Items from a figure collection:
◇ ◇ ◇ ◇ ◇ ◇ ◇

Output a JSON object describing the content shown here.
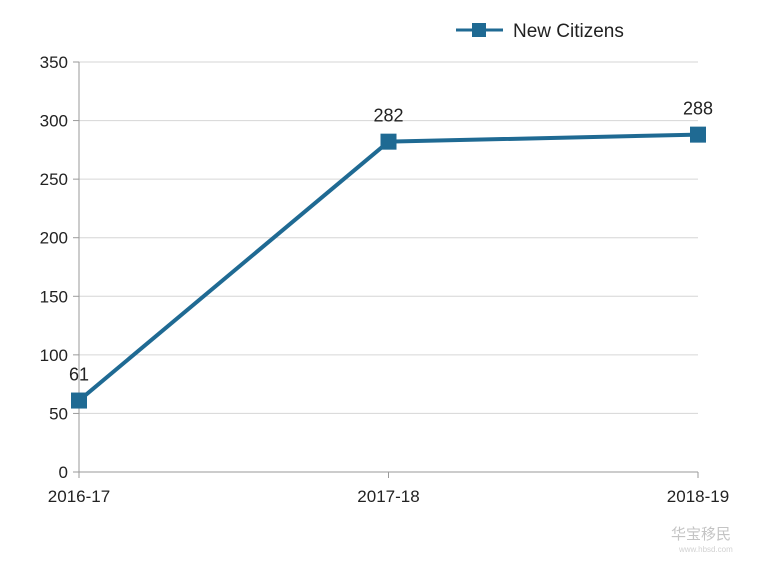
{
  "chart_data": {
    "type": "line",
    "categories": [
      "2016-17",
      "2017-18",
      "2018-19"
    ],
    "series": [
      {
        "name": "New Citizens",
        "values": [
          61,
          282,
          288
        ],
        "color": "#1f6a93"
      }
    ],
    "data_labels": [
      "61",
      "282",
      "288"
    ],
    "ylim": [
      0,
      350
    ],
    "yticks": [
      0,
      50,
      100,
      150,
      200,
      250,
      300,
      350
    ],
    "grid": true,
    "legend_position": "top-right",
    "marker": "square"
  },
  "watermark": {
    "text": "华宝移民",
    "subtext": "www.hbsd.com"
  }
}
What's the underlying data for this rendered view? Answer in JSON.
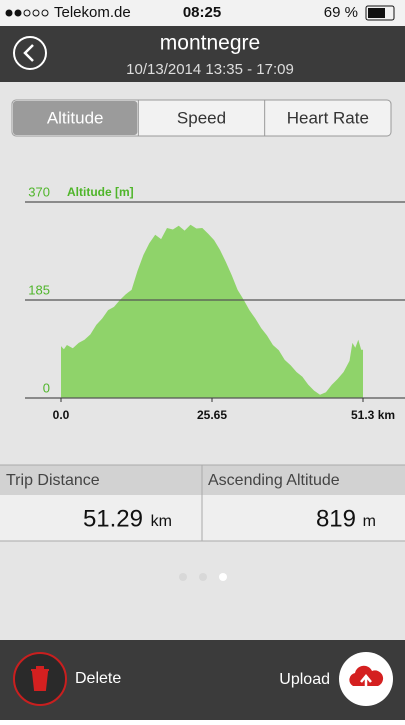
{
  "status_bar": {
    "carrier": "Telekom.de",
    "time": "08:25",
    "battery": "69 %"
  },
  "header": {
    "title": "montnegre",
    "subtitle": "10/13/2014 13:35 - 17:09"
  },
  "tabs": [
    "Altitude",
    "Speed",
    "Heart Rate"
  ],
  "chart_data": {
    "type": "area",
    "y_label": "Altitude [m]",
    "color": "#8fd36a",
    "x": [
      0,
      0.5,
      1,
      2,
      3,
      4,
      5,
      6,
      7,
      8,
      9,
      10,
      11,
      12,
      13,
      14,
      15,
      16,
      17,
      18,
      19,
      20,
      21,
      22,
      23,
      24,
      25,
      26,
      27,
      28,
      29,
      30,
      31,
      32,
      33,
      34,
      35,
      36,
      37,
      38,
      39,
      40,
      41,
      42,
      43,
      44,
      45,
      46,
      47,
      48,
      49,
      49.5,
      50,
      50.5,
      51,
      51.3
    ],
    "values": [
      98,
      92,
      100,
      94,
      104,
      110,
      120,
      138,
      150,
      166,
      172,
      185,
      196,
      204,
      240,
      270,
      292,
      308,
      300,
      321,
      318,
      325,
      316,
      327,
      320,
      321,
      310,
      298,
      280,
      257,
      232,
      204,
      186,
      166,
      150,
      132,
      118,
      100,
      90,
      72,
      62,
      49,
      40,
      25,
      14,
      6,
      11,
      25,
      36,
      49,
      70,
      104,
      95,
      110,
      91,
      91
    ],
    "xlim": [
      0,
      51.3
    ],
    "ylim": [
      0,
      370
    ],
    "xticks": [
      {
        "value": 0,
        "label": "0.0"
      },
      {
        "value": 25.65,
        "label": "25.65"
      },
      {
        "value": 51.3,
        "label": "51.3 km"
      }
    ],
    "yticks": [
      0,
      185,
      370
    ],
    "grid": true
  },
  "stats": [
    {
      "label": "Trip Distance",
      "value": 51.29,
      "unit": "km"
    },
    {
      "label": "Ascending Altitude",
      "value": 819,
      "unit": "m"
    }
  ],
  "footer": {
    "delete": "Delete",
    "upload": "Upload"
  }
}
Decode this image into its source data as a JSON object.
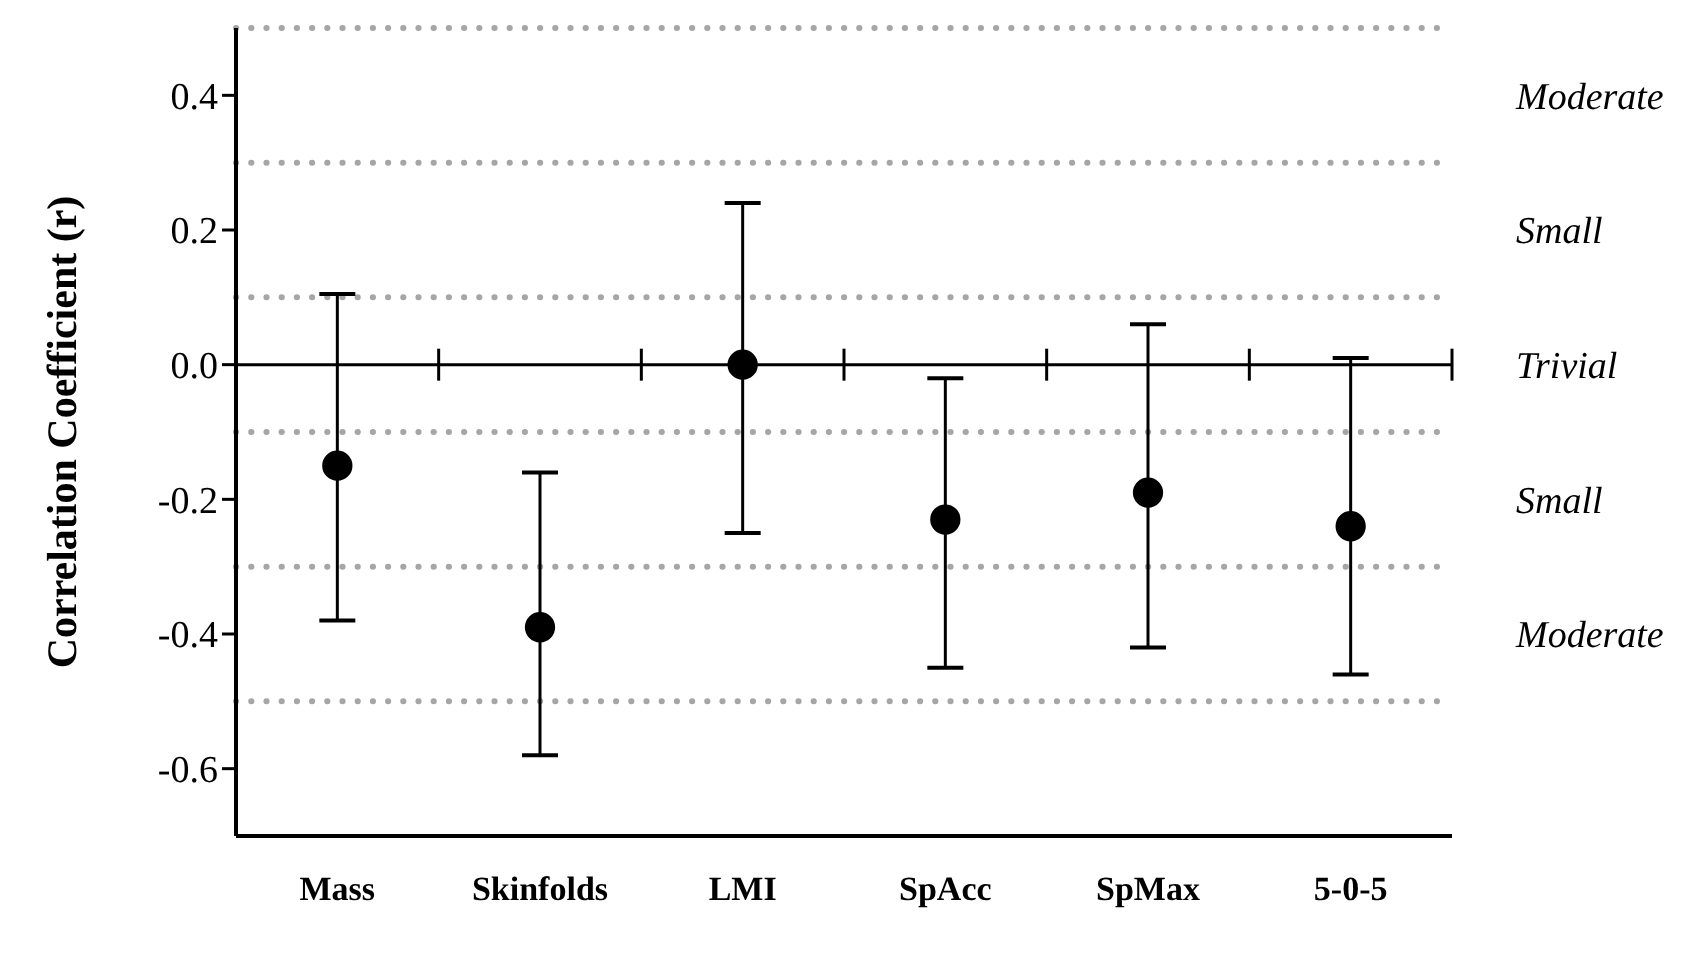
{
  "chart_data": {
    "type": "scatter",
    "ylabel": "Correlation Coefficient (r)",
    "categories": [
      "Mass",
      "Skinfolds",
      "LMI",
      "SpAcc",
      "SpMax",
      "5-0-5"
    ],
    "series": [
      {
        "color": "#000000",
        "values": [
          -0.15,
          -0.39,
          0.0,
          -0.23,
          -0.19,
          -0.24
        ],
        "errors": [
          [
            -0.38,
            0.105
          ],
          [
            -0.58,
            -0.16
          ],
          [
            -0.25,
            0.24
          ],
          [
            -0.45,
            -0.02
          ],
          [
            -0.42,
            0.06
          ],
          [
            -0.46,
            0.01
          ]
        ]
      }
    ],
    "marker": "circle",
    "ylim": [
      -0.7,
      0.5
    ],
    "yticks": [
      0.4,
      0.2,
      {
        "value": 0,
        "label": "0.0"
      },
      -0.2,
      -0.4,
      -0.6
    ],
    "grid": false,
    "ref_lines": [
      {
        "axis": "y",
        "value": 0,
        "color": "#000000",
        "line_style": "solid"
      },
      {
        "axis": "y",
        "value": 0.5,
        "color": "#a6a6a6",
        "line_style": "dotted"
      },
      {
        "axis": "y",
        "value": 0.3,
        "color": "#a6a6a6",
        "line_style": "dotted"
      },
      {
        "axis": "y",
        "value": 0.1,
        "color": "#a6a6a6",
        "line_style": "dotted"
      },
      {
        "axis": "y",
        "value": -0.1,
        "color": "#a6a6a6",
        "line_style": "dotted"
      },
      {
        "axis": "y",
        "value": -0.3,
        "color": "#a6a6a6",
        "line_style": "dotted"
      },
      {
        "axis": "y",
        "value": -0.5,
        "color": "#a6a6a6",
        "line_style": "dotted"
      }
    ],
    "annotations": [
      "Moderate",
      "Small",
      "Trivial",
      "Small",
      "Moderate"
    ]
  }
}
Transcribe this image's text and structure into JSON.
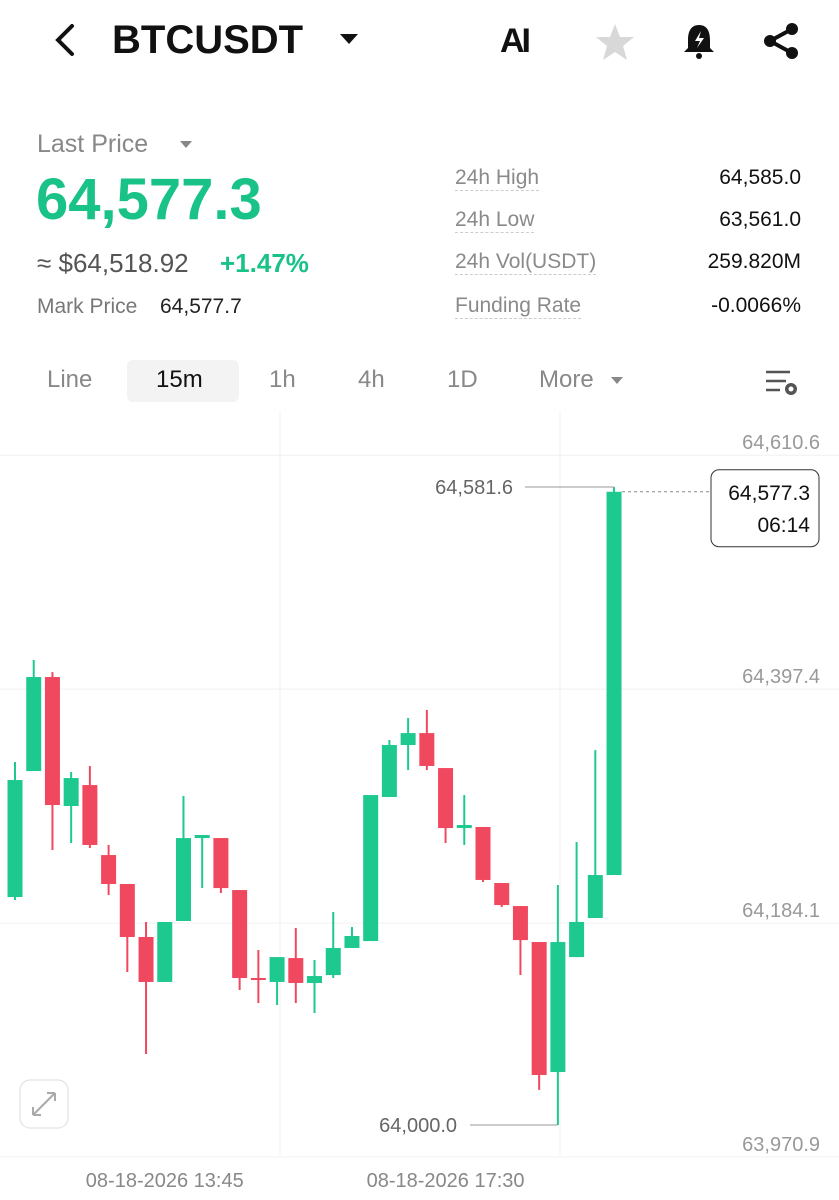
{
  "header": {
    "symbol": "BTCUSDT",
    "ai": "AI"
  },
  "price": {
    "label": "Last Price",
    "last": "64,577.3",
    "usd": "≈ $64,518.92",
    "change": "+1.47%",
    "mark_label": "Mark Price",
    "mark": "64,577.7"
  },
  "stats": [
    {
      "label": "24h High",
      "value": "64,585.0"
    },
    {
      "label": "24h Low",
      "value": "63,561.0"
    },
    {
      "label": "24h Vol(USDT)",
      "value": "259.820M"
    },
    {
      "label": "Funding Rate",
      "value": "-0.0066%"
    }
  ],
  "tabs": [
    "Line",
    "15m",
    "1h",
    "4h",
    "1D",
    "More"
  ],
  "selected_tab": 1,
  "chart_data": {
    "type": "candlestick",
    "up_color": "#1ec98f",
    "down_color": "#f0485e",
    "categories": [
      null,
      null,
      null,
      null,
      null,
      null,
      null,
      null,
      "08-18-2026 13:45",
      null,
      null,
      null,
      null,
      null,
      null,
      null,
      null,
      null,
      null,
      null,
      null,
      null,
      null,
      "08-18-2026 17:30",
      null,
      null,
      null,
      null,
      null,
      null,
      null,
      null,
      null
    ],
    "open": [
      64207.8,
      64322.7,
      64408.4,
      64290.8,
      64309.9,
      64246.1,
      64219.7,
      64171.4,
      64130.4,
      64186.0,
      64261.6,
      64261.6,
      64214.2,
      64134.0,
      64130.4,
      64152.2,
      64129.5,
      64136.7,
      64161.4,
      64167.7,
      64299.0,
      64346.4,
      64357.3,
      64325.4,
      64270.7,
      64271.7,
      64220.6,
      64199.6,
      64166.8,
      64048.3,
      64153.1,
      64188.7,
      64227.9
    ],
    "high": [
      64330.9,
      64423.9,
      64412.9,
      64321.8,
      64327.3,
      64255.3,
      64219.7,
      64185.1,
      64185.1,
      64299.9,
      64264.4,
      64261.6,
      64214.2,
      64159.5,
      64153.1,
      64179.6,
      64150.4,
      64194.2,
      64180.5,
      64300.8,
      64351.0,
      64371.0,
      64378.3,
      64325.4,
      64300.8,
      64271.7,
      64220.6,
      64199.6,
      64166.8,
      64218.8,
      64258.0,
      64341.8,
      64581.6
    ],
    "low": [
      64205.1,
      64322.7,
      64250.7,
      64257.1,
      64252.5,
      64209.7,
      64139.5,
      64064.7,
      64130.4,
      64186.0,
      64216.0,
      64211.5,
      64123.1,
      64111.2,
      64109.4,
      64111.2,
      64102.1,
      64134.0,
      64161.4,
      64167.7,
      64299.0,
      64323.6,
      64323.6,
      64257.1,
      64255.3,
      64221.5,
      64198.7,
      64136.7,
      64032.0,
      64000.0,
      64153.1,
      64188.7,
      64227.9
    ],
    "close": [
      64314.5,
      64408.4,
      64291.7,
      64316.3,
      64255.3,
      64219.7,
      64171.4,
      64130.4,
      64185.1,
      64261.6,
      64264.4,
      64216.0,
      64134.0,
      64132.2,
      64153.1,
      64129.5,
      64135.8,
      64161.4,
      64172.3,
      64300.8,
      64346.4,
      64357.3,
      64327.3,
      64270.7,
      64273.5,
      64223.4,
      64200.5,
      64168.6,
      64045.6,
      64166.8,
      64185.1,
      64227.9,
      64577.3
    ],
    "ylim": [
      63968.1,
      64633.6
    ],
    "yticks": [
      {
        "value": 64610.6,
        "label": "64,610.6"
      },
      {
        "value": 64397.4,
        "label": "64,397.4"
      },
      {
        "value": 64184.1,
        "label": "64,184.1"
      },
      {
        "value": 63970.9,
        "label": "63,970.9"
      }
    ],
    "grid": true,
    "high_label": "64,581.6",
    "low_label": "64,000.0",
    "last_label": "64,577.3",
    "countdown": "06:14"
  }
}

◇ ◇ ◇ ◇ ◇ ◇ ◇

**To do:** What is the number of lines that contain "object"? Reply with that number alone.

**Result:** 2